* **Set exercise**
From the listing below, extract each line containing the string "chevron".
═════ Extracted entries ═════
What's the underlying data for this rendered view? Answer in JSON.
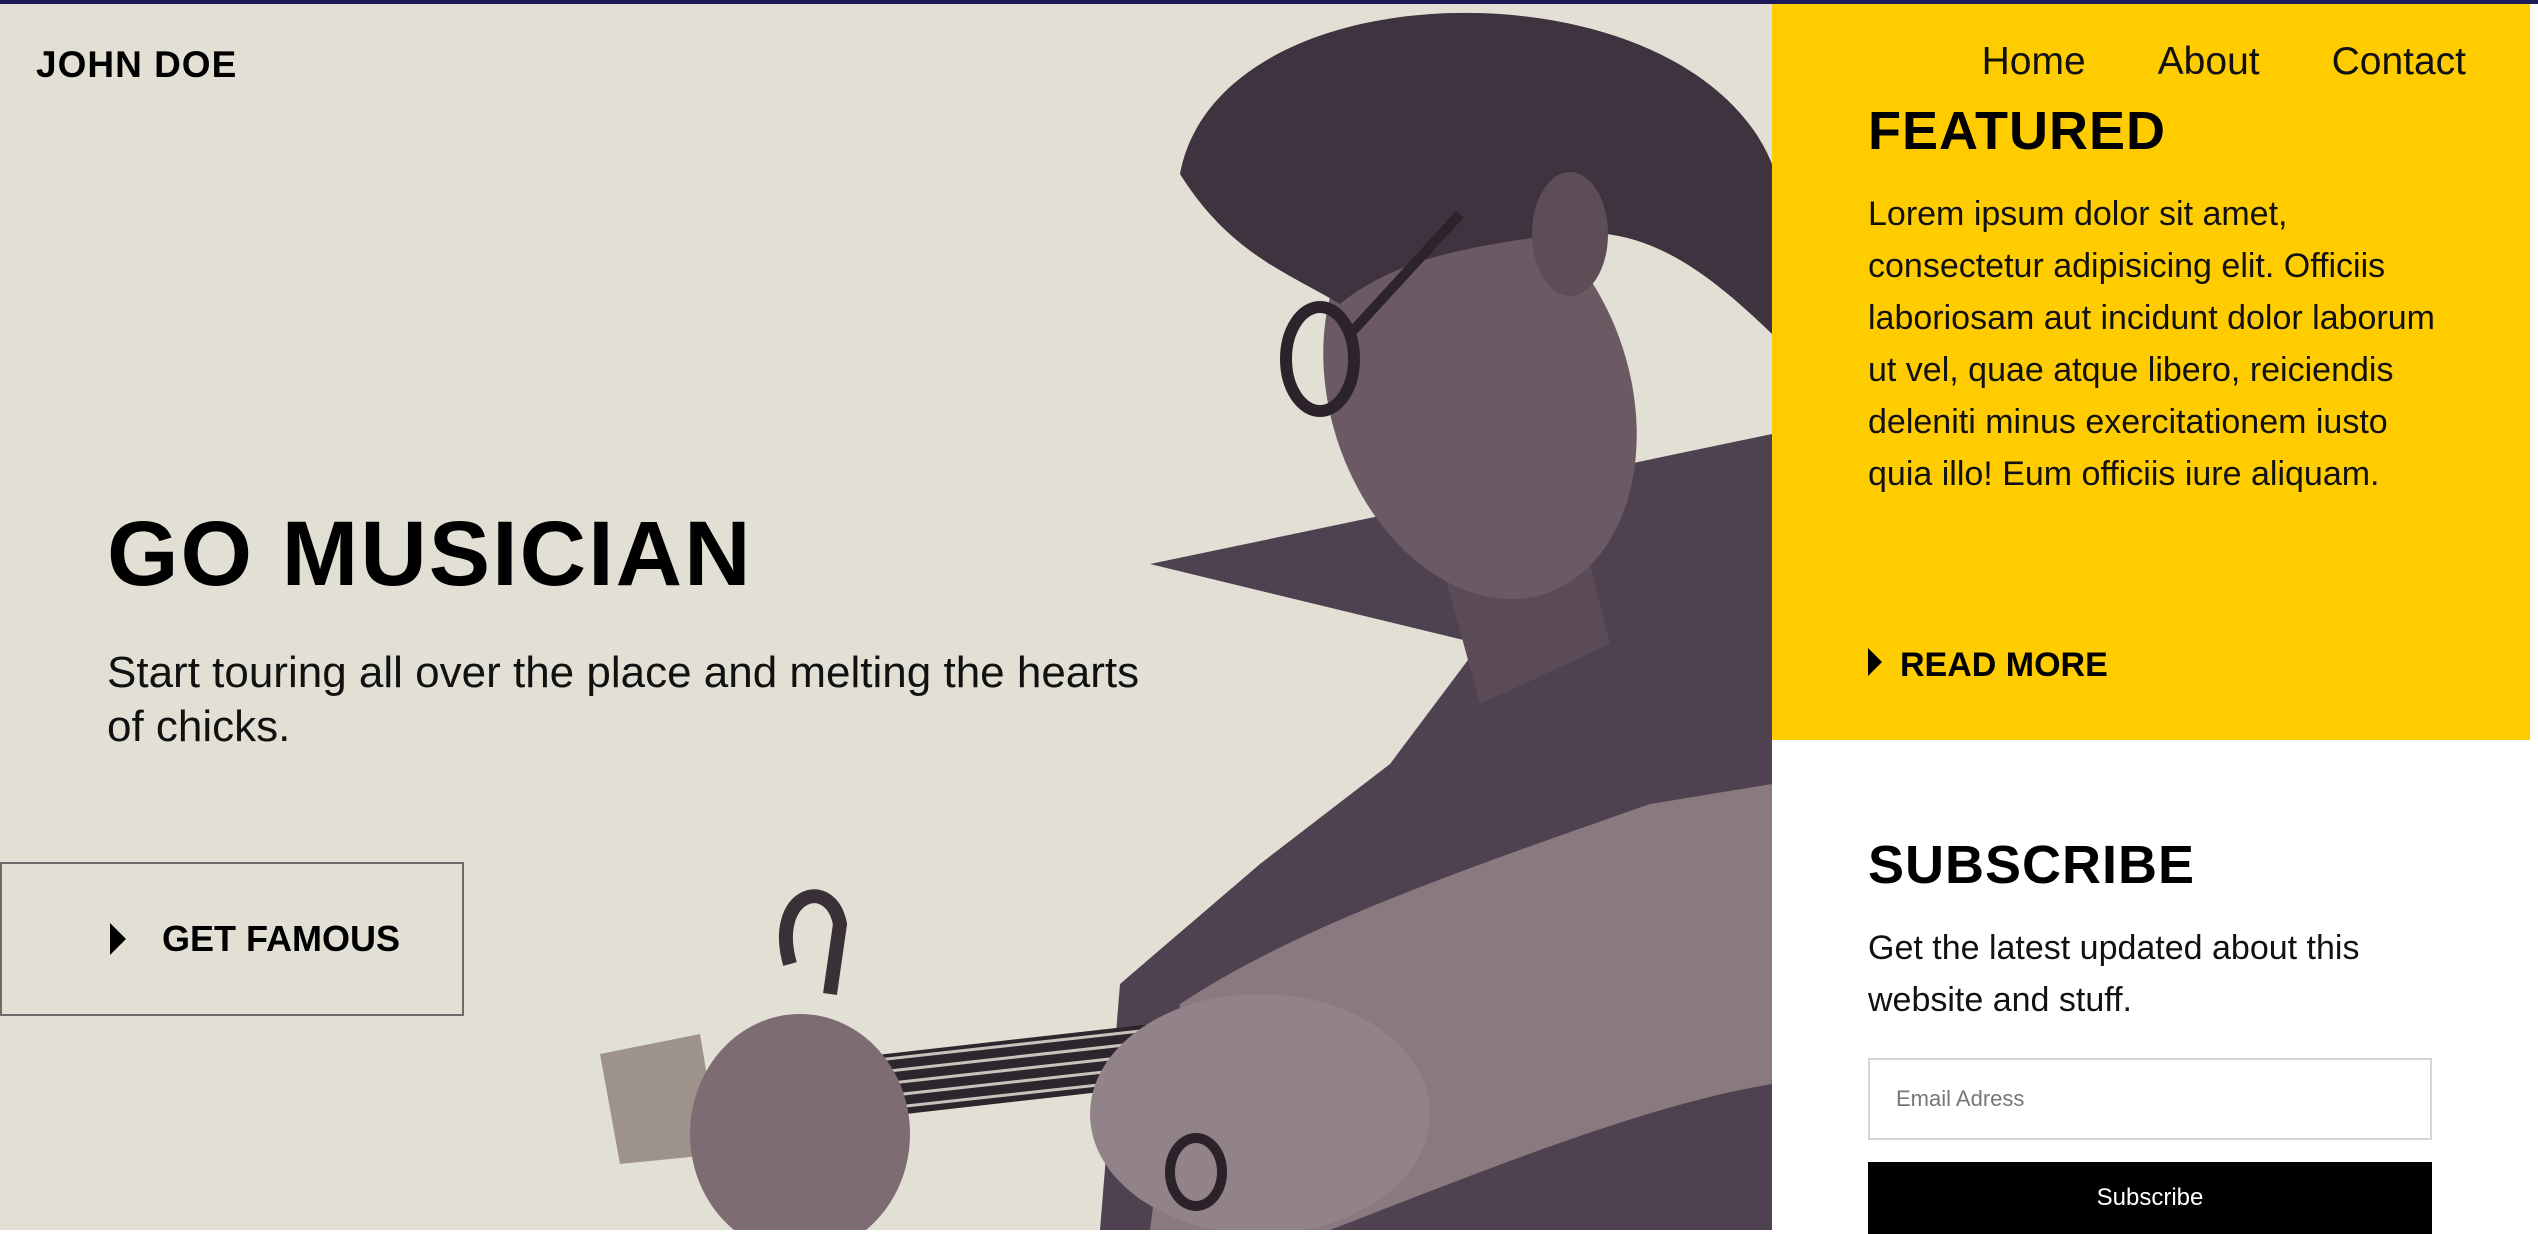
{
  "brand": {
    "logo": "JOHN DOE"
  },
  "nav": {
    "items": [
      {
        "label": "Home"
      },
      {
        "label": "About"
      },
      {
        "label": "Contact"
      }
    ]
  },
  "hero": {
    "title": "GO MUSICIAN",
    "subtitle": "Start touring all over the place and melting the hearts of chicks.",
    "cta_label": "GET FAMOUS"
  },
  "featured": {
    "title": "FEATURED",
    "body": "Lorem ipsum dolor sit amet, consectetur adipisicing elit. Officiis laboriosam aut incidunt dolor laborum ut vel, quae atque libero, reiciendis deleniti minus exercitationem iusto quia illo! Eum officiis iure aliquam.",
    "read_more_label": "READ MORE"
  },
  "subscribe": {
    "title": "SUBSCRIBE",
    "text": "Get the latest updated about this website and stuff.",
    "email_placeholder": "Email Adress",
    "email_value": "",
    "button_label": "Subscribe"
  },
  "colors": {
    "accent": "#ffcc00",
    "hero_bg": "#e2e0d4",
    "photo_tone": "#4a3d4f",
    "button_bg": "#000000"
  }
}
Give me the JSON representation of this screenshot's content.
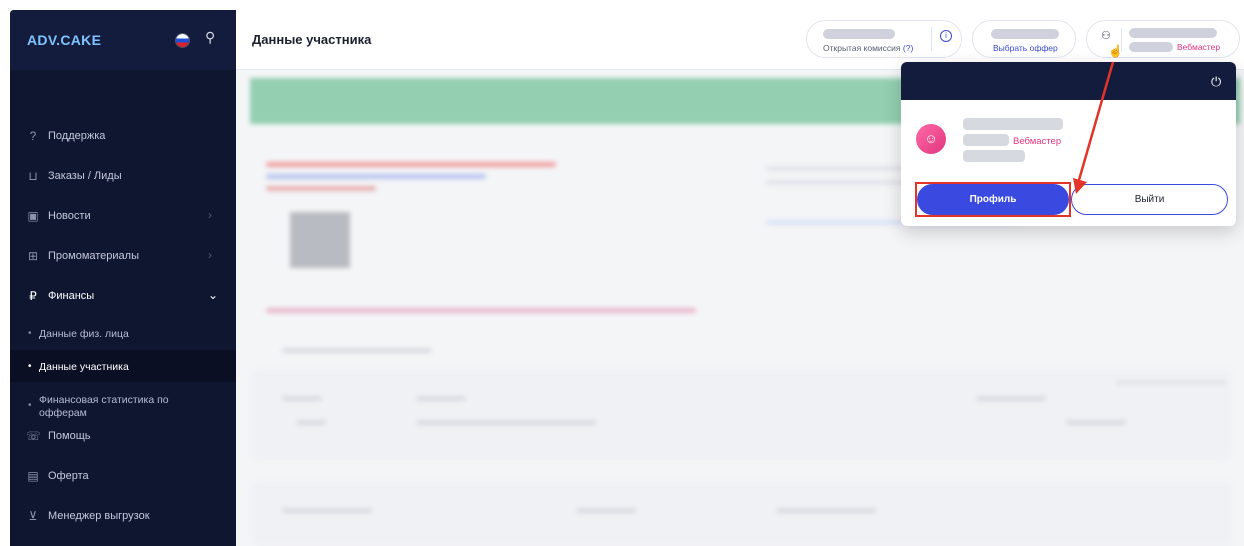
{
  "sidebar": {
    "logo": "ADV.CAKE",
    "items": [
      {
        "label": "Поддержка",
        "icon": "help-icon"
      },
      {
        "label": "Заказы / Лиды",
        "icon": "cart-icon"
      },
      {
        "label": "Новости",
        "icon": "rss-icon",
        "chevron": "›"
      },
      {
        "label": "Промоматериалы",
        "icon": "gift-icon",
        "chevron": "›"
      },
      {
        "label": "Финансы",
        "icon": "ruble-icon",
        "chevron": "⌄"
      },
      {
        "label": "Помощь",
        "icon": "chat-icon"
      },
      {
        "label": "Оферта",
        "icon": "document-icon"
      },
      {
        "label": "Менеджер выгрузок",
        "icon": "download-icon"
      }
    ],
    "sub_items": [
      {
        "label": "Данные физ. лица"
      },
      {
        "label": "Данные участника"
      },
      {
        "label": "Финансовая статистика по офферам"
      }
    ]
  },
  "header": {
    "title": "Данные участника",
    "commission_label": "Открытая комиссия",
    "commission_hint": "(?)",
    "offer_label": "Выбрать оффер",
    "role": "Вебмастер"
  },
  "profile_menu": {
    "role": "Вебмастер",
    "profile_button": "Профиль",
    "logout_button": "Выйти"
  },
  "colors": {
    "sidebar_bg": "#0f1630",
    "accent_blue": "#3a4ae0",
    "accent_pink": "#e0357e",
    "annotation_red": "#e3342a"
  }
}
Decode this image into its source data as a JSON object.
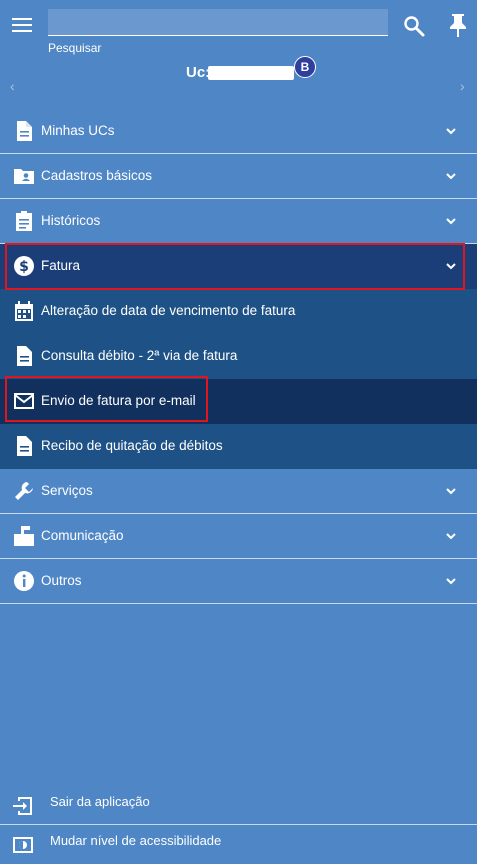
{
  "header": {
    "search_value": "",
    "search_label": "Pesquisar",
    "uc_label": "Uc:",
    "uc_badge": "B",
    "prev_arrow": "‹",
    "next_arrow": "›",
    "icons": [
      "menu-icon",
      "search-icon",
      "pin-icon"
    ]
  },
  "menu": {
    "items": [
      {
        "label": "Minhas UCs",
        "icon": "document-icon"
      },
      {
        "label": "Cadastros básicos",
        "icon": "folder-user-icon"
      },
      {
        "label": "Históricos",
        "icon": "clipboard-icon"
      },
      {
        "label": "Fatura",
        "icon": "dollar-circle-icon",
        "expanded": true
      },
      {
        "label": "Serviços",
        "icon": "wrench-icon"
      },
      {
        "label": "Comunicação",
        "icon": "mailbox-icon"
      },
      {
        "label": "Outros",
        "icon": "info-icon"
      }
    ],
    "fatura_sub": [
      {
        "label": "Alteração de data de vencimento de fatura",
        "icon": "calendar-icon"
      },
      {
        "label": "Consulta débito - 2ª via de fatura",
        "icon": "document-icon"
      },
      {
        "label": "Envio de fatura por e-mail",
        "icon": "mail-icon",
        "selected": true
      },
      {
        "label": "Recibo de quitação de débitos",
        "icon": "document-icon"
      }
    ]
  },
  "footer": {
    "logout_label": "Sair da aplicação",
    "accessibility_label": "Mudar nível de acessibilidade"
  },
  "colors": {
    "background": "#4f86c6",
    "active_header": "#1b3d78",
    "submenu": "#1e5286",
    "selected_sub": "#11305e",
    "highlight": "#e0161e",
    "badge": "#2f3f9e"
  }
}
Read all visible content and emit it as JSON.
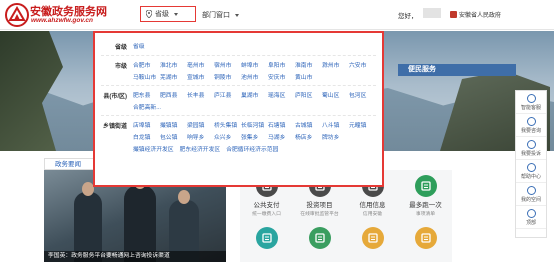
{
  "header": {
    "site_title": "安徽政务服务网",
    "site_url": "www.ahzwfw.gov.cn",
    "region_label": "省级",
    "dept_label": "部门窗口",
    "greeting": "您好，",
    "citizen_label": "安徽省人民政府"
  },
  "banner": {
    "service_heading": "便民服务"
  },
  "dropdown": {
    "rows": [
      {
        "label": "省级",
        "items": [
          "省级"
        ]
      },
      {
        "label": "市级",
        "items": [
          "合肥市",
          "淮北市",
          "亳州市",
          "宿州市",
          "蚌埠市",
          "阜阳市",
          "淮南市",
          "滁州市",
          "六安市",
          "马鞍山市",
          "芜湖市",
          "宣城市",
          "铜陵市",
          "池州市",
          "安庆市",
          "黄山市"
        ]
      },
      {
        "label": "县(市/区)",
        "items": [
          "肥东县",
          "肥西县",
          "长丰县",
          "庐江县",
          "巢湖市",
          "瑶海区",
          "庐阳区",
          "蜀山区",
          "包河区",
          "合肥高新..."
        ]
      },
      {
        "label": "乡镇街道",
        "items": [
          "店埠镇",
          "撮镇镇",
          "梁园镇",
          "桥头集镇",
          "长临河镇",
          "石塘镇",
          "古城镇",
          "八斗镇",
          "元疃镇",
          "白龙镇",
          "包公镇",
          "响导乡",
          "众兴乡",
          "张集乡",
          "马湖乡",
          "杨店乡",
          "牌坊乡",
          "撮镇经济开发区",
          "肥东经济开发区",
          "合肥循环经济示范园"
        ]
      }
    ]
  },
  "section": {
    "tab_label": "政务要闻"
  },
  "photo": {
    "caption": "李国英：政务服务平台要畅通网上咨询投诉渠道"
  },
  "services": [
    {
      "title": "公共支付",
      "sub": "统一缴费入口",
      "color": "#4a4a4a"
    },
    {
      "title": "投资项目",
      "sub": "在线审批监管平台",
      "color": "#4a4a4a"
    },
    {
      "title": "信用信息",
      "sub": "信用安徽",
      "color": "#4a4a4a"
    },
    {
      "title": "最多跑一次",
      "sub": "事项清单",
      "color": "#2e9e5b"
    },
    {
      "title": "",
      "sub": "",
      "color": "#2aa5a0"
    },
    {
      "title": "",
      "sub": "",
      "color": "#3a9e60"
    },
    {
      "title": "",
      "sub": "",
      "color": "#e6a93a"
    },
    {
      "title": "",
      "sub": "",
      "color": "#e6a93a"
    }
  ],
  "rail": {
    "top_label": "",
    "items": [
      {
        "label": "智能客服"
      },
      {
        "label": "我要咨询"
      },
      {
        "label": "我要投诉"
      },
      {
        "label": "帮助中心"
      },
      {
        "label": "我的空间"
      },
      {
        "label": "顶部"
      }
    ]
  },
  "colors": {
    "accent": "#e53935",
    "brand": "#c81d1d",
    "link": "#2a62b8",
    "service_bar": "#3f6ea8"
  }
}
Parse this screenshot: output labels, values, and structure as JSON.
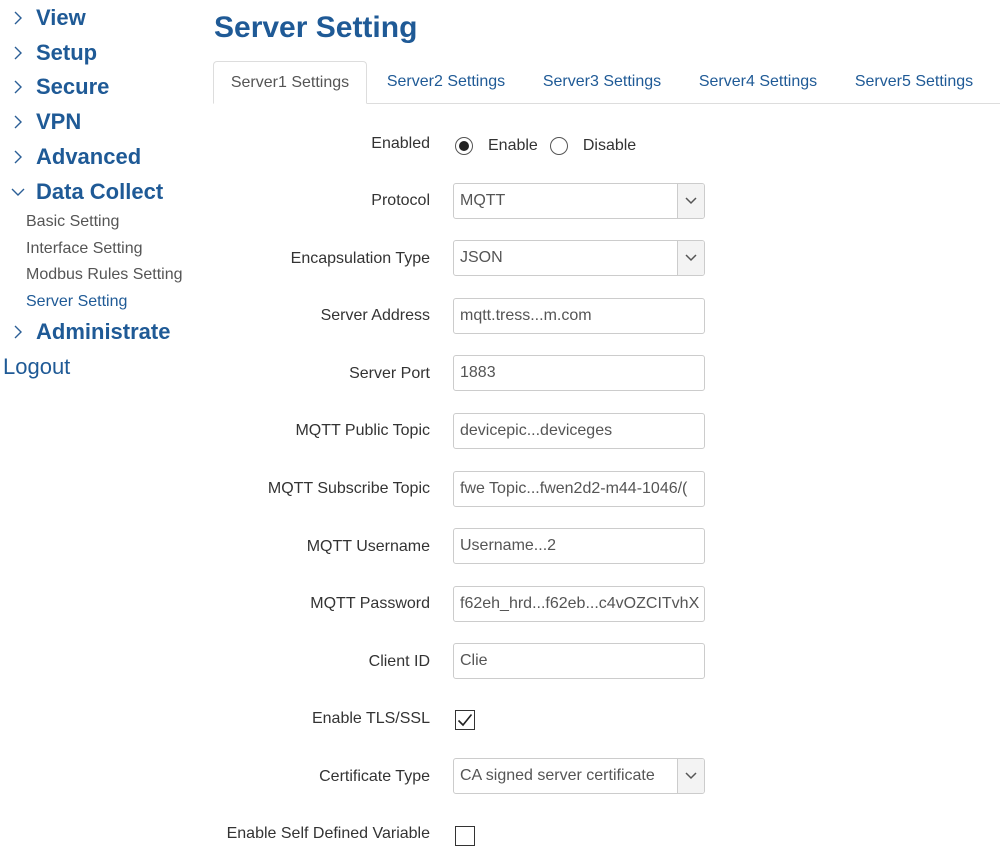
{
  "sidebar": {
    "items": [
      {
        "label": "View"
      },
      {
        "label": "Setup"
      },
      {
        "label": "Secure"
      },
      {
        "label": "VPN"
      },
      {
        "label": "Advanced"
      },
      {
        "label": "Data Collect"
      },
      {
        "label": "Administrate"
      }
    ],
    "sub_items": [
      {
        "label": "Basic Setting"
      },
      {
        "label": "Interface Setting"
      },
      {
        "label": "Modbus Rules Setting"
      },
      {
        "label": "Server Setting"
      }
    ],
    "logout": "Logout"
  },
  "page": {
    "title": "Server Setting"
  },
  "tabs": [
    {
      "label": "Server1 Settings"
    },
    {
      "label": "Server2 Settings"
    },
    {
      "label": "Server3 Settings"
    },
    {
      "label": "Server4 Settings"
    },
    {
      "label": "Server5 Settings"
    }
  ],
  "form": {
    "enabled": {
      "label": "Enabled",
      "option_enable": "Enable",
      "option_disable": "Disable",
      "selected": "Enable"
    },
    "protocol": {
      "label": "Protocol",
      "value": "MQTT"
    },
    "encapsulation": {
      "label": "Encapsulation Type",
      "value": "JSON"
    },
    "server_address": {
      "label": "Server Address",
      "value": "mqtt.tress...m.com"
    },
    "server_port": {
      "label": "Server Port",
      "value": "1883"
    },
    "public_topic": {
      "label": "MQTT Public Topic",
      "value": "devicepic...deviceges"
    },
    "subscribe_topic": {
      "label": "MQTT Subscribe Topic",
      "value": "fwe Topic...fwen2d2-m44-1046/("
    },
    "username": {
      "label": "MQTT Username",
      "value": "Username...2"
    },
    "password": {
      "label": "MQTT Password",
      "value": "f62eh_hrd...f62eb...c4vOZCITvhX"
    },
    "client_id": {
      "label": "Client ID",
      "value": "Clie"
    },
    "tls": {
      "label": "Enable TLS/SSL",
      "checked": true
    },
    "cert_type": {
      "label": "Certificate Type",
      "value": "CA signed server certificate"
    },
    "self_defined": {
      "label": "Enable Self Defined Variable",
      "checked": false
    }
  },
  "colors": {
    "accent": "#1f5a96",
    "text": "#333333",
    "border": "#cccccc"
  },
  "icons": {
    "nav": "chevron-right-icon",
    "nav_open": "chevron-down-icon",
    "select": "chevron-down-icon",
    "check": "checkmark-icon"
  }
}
═════
* **Written response**
        "chevron": "›"
        "chevron": "›"
        "chevron": "⌄"
    "nav": "chevron-right-icon",
    "nav_open": "chevron-down-icon",
    "select": "chevron-down-icon",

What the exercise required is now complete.